→ **PROBLEM TO SOLVE**: Return each line that holds the word "with".
_ _ _
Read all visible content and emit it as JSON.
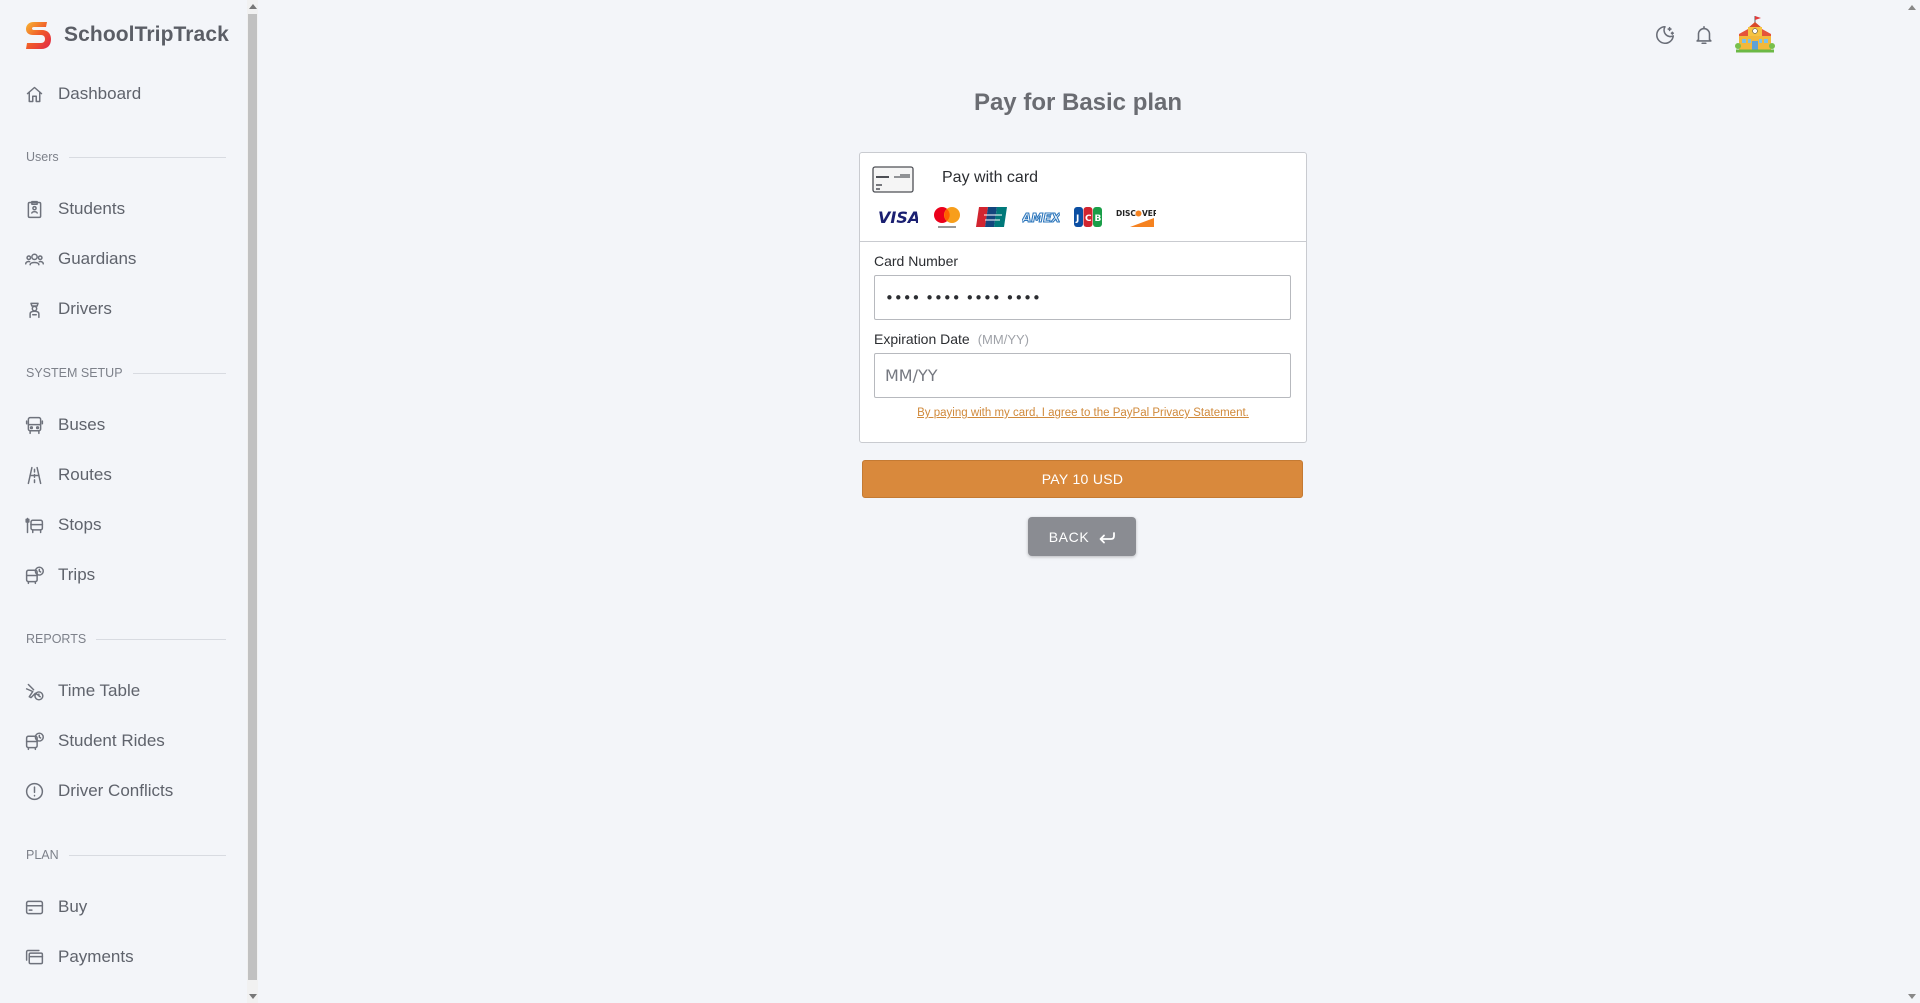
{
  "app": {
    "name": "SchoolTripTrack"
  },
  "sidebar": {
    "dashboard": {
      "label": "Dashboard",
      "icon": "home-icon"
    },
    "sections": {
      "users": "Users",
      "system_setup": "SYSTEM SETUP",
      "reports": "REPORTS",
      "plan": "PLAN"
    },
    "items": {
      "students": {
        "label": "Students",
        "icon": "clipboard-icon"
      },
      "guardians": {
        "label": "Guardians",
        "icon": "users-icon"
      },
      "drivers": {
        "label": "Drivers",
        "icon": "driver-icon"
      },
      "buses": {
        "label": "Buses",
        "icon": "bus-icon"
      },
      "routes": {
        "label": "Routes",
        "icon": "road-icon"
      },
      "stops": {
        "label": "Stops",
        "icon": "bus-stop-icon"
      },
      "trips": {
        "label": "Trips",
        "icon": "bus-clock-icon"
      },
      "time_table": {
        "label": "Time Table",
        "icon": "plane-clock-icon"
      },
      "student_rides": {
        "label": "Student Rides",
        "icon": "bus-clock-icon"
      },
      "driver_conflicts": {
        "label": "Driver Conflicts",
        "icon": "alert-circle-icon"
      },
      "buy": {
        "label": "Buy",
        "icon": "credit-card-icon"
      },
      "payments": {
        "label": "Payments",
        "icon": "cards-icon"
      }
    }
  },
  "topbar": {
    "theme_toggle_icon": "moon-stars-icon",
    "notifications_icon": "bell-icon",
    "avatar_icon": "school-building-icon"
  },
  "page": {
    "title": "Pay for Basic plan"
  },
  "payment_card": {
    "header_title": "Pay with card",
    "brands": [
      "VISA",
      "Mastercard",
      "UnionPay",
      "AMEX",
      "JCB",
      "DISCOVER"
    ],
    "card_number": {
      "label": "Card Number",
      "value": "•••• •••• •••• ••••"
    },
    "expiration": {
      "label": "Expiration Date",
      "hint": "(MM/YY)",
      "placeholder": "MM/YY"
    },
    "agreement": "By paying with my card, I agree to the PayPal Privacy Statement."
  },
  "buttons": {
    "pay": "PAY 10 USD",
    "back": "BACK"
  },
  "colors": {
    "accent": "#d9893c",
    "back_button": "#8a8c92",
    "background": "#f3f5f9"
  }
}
_ _ _
→ **COMPLETE RESPONSE**:
    "header_title": "Pay with card",
    "agreement": "By paying with my card, I agree to the PayPal Privacy Statement."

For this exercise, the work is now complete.